begin

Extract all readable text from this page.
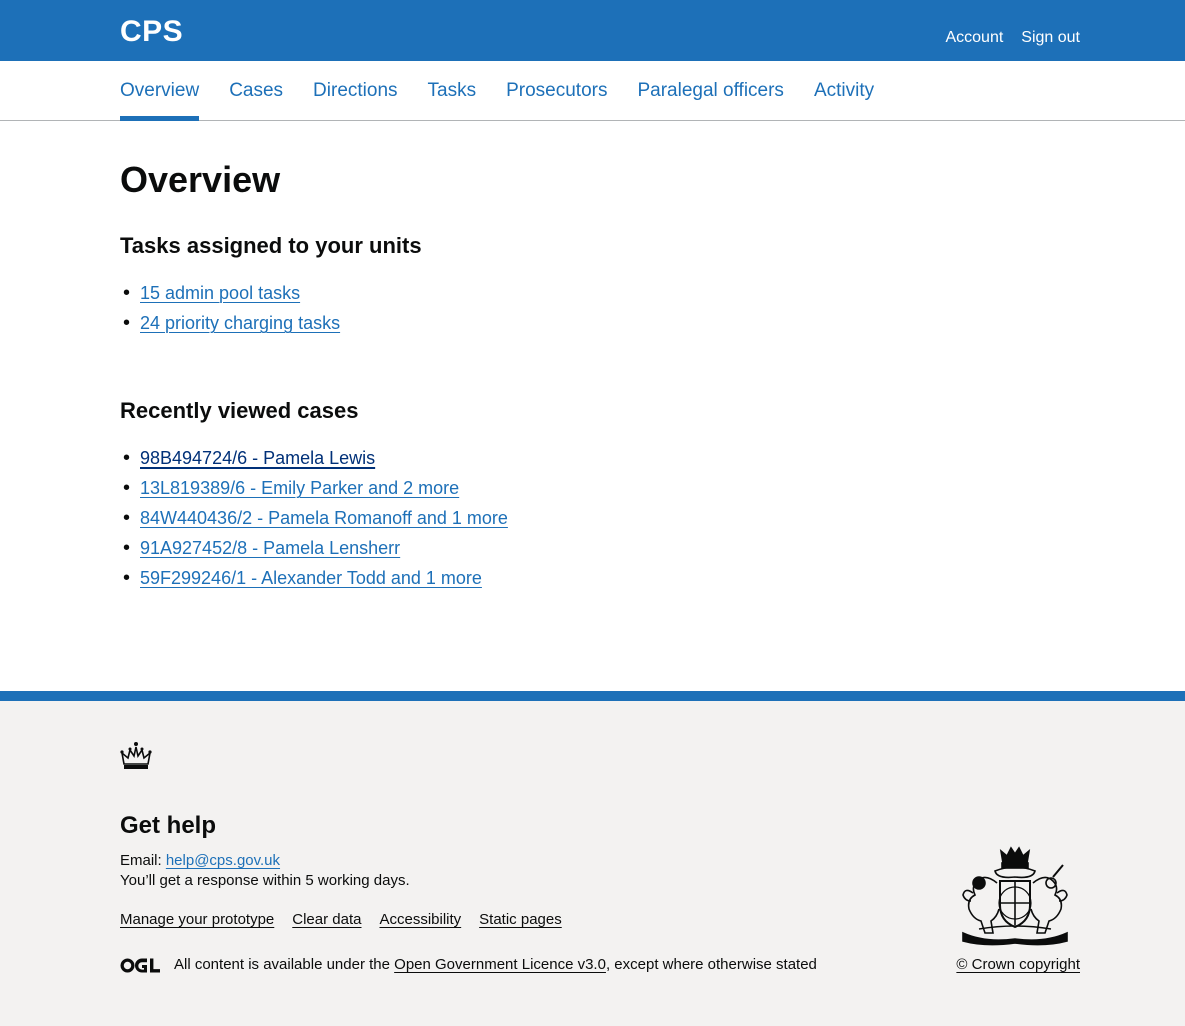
CPS	Account Sign out
Overview Cases Directions Tasks Prosecutors Paralegal officers Activity
Overview
Tasks assigned to your units
• 15 admin pool tasks
• 24 priority charging tasks
Recently viewed cases
• 98B494724/6 - Pamela Lewis
• 13L819389/6 - Emily Parker and 2 more
• 84W440436/2 - Pamela Romanoff and 1 more
• 91A927452/8 - Pamela Lensherr
• 59F299246/1 - Alexander Todd and 1 more
Get help
Email: help@cps.gov.uk
You’ll get a response within 5 working days.
Manage your prototype Clear data Accessibility Static pages
All content is available under the
Open Government Licence v3.0 , except where otherwise stated	© Crown copyright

end

BRIEF: Omit the pictures and restate the rest of the records verbatim.

OUTPUT FOR THIS EXERCISE:
Extract all readable text from this page.
CPS	Account Sign out
Overview Cases Directions Tasks Prosecutors Paralegal officers Activity
Overview
Tasks assigned to your units
• 15 admin pool tasks
• 24 priority charging tasks
Recently viewed cases
• 98B494724/6 - Pamela Lewis
• 13L819389/6 - Emily Parker and 2 more
• 84W440436/2 - Pamela Romanoff and 1 more
• 91A927452/8 - Pamela Lensherr
• 59F299246/1 - Alexander Todd and 1 more
Get help
Email: help@cps.gov.uk
You’ll get a response within 5 working days.
Manage your prototype Clear data Accessibility Static pages
All content is available under the
Open Government Licence v3.0 , except where otherwise stated	© Crown copyright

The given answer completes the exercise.